■ Stated goal
Which lines in the material below contain the word "electric"? Copy each of them.

■ Data supplied
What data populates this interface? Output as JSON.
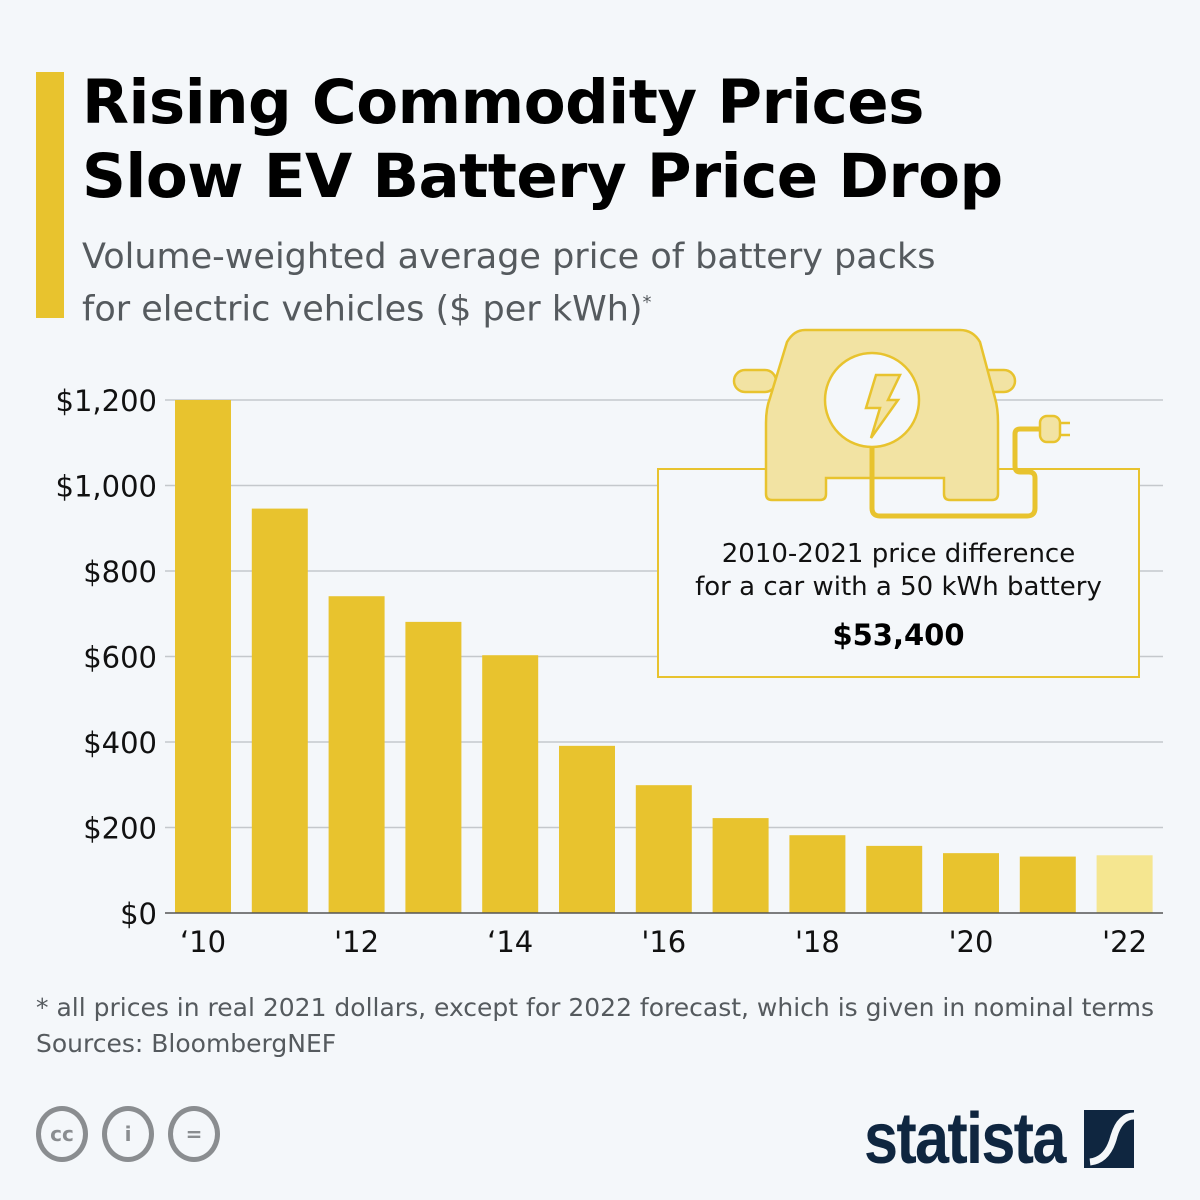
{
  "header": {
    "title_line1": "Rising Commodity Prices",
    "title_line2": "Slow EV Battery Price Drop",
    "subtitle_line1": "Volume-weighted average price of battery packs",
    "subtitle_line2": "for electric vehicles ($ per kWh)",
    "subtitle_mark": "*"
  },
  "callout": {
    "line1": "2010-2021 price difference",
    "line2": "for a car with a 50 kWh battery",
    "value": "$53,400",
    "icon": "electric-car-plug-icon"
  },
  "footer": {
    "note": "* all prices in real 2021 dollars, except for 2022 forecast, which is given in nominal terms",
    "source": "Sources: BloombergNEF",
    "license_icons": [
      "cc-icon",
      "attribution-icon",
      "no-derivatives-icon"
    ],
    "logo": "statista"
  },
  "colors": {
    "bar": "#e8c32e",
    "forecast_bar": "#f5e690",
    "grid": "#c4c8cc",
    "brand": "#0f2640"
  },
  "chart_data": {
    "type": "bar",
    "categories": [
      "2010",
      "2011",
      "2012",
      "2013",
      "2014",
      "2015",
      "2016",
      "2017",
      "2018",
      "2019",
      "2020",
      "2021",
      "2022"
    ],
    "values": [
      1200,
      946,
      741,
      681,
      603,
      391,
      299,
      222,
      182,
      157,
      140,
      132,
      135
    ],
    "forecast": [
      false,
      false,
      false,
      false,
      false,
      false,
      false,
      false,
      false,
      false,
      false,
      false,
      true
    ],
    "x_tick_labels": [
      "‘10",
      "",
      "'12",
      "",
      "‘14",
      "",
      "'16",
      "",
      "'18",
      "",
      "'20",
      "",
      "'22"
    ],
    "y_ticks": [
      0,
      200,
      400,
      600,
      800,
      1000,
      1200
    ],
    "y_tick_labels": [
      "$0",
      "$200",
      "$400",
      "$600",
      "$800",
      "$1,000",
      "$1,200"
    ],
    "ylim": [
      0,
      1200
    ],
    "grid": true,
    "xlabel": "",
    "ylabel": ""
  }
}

■ Worked solution
    "subtitle_line2": "for electric vehicles ($ per kWh)",
    "icon": "electric-car-plug-icon"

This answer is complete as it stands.